**GIVEN TASK:** Set down every record once more, exactly as given.

**Data records:**
-=-=-=-=-
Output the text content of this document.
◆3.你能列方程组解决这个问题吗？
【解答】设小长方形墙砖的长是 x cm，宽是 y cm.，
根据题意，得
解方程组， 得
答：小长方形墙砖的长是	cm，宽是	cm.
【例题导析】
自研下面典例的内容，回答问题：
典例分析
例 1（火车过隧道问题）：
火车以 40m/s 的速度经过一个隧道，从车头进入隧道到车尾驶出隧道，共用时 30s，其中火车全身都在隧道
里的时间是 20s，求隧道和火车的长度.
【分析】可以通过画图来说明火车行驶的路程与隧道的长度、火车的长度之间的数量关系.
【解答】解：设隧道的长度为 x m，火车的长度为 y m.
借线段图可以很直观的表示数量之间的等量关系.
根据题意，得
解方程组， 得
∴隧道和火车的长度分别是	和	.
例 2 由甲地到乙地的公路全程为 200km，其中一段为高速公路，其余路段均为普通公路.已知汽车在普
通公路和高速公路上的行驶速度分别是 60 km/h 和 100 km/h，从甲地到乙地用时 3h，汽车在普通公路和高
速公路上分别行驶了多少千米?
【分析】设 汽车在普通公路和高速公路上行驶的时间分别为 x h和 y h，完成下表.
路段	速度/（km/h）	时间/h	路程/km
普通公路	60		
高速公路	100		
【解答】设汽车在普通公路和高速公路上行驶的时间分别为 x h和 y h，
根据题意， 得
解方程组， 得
-=-=-=-=-
**ANSWER TO THIS EXERCISE:**
Output the text content of this document.
◆3.你能列方程组解决这个问题吗？
【解答】设小长方形墙砖的长是 x cm，宽是 y cm.，
根据题意，得
解方程组， 得
答：小长方形墙砖的长是	cm，宽是	cm.
【例题导析】
自研下面典例的内容，回答问题：
典例分析
例 1（火车过隧道问题）：
火车以 40m/s 的速度经过一个隧道，从车头进入隧道到车尾驶出隧道，共用时 30s，其中火车全身都在隧道
里的时间是 20s，求隧道和火车的长度.
【分析】可以通过画图来说明火车行驶的路程与隧道的长度、火车的长度之间的数量关系.
【解答】解：设隧道的长度为 x m，火车的长度为 y m.
借线段图可以很直观的表示数量之间的等量关系.
根据题意，得
解方程组， 得
∴隧道和火车的长度分别是	和	.
例 2 由甲地到乙地的公路全程为 200km，其中一段为高速公路，其余路段均为普通公路.已知汽车在普
通公路和高速公路上的行驶速度分别是 60 km/h 和 100 km/h，从甲地到乙地用时 3h，汽车在普通公路和高
速公路上分别行驶了多少千米?
【分析】设 汽车在普通公路和高速公路上行驶的时间分别为 x h和 y h，完成下表.
路段	速度/（km/h）	时间/h	路程/km
普通公路	60		
高速公路	100		
【解答】设汽车在普通公路和高速公路上行驶的时间分别为 x h和 y h，
根据题意， 得
解方程组， 得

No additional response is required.